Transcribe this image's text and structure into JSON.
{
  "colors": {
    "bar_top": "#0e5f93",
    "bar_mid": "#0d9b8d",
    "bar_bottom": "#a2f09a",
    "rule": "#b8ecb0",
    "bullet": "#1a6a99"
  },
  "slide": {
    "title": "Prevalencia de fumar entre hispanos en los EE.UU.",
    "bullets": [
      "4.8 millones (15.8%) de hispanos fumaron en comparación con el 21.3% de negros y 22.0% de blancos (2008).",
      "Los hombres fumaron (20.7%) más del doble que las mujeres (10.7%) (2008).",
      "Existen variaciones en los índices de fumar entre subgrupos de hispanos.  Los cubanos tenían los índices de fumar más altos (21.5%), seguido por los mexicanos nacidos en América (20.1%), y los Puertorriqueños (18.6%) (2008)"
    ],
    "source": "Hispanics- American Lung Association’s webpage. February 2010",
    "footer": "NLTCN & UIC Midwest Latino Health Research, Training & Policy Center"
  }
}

:::

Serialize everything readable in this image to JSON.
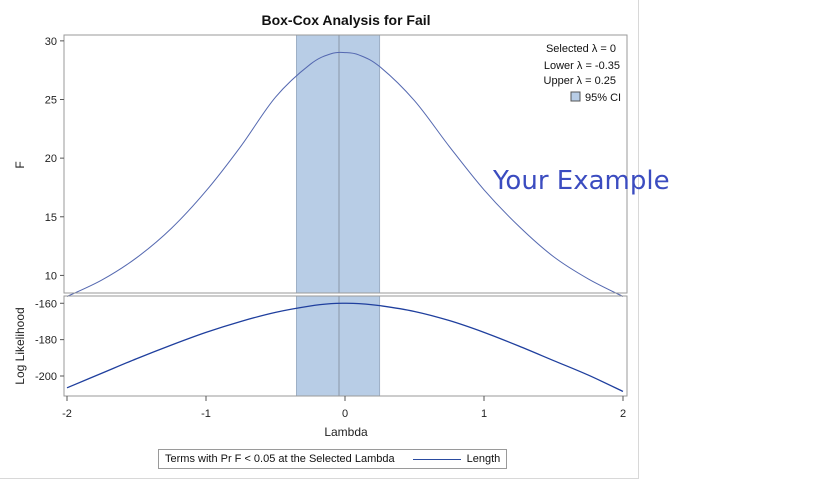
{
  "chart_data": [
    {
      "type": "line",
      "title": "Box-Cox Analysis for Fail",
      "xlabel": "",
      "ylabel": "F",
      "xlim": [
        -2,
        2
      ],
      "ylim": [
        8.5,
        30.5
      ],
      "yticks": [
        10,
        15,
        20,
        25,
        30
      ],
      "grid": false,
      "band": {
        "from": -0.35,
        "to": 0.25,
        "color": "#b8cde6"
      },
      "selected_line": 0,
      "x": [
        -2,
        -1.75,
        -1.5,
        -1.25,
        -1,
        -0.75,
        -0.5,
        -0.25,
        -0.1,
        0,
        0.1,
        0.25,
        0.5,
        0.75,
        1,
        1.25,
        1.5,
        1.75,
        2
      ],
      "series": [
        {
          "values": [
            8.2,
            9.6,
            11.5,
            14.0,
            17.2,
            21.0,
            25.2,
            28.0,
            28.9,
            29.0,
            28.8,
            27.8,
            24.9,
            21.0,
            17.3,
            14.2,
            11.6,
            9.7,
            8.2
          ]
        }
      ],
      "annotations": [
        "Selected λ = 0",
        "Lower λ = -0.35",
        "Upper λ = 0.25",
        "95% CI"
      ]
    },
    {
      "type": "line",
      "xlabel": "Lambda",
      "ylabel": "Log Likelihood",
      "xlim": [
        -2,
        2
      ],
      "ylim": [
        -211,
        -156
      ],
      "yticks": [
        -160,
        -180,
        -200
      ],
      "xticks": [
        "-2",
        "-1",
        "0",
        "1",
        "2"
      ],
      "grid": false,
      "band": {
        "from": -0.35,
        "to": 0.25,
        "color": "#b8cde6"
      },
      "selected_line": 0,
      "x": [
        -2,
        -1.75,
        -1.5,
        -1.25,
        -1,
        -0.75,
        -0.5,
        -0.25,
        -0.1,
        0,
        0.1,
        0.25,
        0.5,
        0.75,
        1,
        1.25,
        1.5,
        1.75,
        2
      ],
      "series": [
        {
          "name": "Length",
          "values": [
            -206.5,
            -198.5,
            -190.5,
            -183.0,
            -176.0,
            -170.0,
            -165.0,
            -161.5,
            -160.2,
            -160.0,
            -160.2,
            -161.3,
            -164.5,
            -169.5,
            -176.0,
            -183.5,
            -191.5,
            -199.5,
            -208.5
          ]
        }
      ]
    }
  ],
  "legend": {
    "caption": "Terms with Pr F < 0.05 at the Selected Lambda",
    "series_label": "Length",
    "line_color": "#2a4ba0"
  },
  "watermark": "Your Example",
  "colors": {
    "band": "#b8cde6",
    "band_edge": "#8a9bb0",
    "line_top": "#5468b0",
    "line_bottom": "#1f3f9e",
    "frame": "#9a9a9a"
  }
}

:::

● Brief
Of the lines in the listing, how many hold the word "image"? Nothing but the number is needed.

● Answer
2